(Items from a figure collection)
####

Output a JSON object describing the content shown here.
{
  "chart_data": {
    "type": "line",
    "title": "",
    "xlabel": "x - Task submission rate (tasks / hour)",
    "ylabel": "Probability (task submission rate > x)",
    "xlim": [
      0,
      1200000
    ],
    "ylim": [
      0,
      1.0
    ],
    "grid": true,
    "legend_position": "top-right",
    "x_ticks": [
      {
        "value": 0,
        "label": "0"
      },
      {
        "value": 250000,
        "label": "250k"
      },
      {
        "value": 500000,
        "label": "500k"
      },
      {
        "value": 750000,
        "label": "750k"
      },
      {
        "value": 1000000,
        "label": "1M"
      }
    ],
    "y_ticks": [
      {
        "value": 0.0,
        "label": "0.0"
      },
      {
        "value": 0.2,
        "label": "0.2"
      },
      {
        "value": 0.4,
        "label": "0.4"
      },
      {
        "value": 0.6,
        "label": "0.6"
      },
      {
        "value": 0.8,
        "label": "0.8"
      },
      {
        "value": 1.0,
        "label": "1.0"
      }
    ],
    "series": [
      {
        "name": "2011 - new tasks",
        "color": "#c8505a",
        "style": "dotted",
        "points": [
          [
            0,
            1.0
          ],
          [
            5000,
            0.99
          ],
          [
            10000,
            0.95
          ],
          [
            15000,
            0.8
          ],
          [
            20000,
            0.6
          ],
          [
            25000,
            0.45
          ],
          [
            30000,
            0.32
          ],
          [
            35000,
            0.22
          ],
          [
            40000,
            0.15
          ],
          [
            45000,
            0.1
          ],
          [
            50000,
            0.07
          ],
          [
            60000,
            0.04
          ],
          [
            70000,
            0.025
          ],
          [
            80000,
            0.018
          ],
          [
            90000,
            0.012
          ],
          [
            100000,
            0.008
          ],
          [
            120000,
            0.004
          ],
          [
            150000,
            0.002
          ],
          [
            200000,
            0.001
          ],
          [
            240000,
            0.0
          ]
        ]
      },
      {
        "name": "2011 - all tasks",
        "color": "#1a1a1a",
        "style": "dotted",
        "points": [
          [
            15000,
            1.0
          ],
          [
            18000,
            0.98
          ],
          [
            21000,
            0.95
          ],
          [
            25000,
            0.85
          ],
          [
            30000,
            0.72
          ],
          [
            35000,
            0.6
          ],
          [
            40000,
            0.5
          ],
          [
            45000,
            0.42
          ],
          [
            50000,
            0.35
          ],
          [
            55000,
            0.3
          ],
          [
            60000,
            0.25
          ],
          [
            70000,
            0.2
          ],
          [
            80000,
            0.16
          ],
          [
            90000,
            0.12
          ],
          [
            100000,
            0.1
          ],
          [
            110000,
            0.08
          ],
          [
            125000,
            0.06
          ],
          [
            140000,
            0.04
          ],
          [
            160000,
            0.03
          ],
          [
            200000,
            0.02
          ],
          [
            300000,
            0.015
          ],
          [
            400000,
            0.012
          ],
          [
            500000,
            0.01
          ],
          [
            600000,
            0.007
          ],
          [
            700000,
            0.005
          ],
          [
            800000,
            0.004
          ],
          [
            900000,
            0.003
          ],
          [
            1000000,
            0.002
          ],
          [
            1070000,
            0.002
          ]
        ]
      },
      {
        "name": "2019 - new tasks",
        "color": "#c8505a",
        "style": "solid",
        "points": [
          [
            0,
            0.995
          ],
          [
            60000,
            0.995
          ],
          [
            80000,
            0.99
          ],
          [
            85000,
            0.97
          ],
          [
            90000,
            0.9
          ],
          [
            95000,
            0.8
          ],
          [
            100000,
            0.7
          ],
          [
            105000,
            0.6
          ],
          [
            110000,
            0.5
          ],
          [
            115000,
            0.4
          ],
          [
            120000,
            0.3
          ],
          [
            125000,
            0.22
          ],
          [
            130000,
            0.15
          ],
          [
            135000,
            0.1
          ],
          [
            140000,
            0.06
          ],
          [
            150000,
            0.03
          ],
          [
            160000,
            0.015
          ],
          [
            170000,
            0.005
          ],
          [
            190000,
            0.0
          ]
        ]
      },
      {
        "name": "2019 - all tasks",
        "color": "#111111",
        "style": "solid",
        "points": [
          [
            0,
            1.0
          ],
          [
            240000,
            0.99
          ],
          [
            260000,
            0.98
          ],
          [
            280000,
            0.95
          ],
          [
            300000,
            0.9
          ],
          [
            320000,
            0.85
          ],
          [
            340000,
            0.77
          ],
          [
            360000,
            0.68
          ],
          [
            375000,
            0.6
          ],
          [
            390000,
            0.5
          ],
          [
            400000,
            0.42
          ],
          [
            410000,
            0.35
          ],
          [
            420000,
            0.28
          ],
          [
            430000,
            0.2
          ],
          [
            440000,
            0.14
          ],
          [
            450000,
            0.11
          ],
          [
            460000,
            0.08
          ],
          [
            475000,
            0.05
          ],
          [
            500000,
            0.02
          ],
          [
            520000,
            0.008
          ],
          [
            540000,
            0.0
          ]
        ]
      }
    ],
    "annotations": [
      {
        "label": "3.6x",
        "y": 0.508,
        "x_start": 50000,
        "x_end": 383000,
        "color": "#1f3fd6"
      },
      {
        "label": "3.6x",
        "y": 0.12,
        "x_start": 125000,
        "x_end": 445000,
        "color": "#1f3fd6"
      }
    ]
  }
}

####

WHAT YOU HAVE TO DO:
Give back all the records exactly as they stand.

ANSWER TO THE TASK:
Output a JSON object describing the content shown here.
{
  "chart_data": {
    "type": "line",
    "title": "",
    "xlabel": "x - Task submission rate (tasks / hour)",
    "ylabel": "Probability (task submission rate > x)",
    "xlim": [
      0,
      1200000
    ],
    "ylim": [
      0,
      1.0
    ],
    "grid": true,
    "legend_position": "top-right",
    "x_ticks": [
      {
        "value": 0,
        "label": "0"
      },
      {
        "value": 250000,
        "label": "250k"
      },
      {
        "value": 500000,
        "label": "500k"
      },
      {
        "value": 750000,
        "label": "750k"
      },
      {
        "value": 1000000,
        "label": "1M"
      }
    ],
    "y_ticks": [
      {
        "value": 0.0,
        "label": "0.0"
      },
      {
        "value": 0.2,
        "label": "0.2"
      },
      {
        "value": 0.4,
        "label": "0.4"
      },
      {
        "value": 0.6,
        "label": "0.6"
      },
      {
        "value": 0.8,
        "label": "0.8"
      },
      {
        "value": 1.0,
        "label": "1.0"
      }
    ],
    "series": [
      {
        "name": "2011 - new tasks",
        "color": "#c8505a",
        "style": "dotted",
        "points": [
          [
            0,
            1.0
          ],
          [
            5000,
            0.99
          ],
          [
            10000,
            0.95
          ],
          [
            15000,
            0.8
          ],
          [
            20000,
            0.6
          ],
          [
            25000,
            0.45
          ],
          [
            30000,
            0.32
          ],
          [
            35000,
            0.22
          ],
          [
            40000,
            0.15
          ],
          [
            45000,
            0.1
          ],
          [
            50000,
            0.07
          ],
          [
            60000,
            0.04
          ],
          [
            70000,
            0.025
          ],
          [
            80000,
            0.018
          ],
          [
            90000,
            0.012
          ],
          [
            100000,
            0.008
          ],
          [
            120000,
            0.004
          ],
          [
            150000,
            0.002
          ],
          [
            200000,
            0.001
          ],
          [
            240000,
            0.0
          ]
        ]
      },
      {
        "name": "2011 - all tasks",
        "color": "#1a1a1a",
        "style": "dotted",
        "points": [
          [
            15000,
            1.0
          ],
          [
            18000,
            0.98
          ],
          [
            21000,
            0.95
          ],
          [
            25000,
            0.85
          ],
          [
            30000,
            0.72
          ],
          [
            35000,
            0.6
          ],
          [
            40000,
            0.5
          ],
          [
            45000,
            0.42
          ],
          [
            50000,
            0.35
          ],
          [
            55000,
            0.3
          ],
          [
            60000,
            0.25
          ],
          [
            70000,
            0.2
          ],
          [
            80000,
            0.16
          ],
          [
            90000,
            0.12
          ],
          [
            100000,
            0.1
          ],
          [
            110000,
            0.08
          ],
          [
            125000,
            0.06
          ],
          [
            140000,
            0.04
          ],
          [
            160000,
            0.03
          ],
          [
            200000,
            0.02
          ],
          [
            300000,
            0.015
          ],
          [
            400000,
            0.012
          ],
          [
            500000,
            0.01
          ],
          [
            600000,
            0.007
          ],
          [
            700000,
            0.005
          ],
          [
            800000,
            0.004
          ],
          [
            900000,
            0.003
          ],
          [
            1000000,
            0.002
          ],
          [
            1070000,
            0.002
          ]
        ]
      },
      {
        "name": "2019 - new tasks",
        "color": "#c8505a",
        "style": "solid",
        "points": [
          [
            0,
            0.995
          ],
          [
            60000,
            0.995
          ],
          [
            80000,
            0.99
          ],
          [
            85000,
            0.97
          ],
          [
            90000,
            0.9
          ],
          [
            95000,
            0.8
          ],
          [
            100000,
            0.7
          ],
          [
            105000,
            0.6
          ],
          [
            110000,
            0.5
          ],
          [
            115000,
            0.4
          ],
          [
            120000,
            0.3
          ],
          [
            125000,
            0.22
          ],
          [
            130000,
            0.15
          ],
          [
            135000,
            0.1
          ],
          [
            140000,
            0.06
          ],
          [
            150000,
            0.03
          ],
          [
            160000,
            0.015
          ],
          [
            170000,
            0.005
          ],
          [
            190000,
            0.0
          ]
        ]
      },
      {
        "name": "2019 - all tasks",
        "color": "#111111",
        "style": "solid",
        "points": [
          [
            0,
            1.0
          ],
          [
            240000,
            0.99
          ],
          [
            260000,
            0.98
          ],
          [
            280000,
            0.95
          ],
          [
            300000,
            0.9
          ],
          [
            320000,
            0.85
          ],
          [
            340000,
            0.77
          ],
          [
            360000,
            0.68
          ],
          [
            375000,
            0.6
          ],
          [
            390000,
            0.5
          ],
          [
            400000,
            0.42
          ],
          [
            410000,
            0.35
          ],
          [
            420000,
            0.28
          ],
          [
            430000,
            0.2
          ],
          [
            440000,
            0.14
          ],
          [
            450000,
            0.11
          ],
          [
            460000,
            0.08
          ],
          [
            475000,
            0.05
          ],
          [
            500000,
            0.02
          ],
          [
            520000,
            0.008
          ],
          [
            540000,
            0.0
          ]
        ]
      }
    ],
    "annotations": [
      {
        "label": "3.6x",
        "y": 0.508,
        "x_start": 50000,
        "x_end": 383000,
        "color": "#1f3fd6"
      },
      {
        "label": "3.6x",
        "y": 0.12,
        "x_start": 125000,
        "x_end": 445000,
        "color": "#1f3fd6"
      }
    ]
  }
}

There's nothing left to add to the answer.